### WORK INSTRUCTIONS
Work out how many lines of the listing hold the string "탑승자는", then answer with that number and nothing else.

### EXTRACTED ENTRIES

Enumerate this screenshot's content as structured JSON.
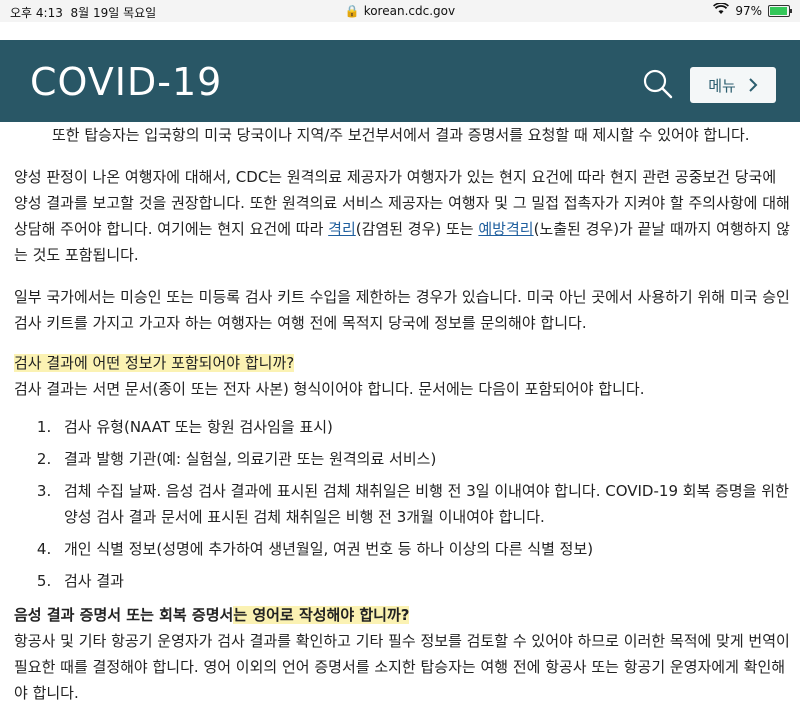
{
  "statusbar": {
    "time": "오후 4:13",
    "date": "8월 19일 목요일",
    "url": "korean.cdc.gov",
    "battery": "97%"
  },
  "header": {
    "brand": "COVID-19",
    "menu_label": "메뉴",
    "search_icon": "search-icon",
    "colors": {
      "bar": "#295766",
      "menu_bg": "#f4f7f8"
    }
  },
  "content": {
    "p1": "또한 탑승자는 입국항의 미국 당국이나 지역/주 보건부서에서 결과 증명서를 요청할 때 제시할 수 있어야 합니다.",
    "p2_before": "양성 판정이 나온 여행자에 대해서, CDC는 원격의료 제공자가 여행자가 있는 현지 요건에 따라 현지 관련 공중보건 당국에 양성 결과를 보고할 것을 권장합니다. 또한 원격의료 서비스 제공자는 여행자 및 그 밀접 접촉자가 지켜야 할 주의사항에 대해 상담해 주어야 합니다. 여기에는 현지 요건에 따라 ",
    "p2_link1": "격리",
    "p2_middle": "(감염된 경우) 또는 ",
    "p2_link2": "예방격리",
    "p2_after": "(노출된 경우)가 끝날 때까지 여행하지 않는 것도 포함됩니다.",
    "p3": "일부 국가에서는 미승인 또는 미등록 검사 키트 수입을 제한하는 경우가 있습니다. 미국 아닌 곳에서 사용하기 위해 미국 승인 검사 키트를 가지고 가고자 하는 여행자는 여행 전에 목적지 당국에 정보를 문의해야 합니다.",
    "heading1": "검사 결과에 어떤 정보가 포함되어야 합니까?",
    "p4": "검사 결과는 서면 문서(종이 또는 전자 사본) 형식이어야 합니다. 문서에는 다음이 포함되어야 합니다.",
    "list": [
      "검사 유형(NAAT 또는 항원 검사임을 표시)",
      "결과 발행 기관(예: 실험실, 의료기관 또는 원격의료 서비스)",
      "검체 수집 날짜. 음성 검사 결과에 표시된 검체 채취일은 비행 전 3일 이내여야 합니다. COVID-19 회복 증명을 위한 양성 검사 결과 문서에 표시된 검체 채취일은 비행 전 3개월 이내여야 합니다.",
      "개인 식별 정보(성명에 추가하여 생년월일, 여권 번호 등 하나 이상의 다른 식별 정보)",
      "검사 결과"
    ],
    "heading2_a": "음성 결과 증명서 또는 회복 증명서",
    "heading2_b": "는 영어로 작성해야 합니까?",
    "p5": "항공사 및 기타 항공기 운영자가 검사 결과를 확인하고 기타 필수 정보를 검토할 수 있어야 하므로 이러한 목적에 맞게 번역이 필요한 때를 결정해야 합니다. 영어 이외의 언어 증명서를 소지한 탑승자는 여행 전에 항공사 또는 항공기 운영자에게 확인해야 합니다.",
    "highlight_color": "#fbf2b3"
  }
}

### COMPLETE ANSWER
2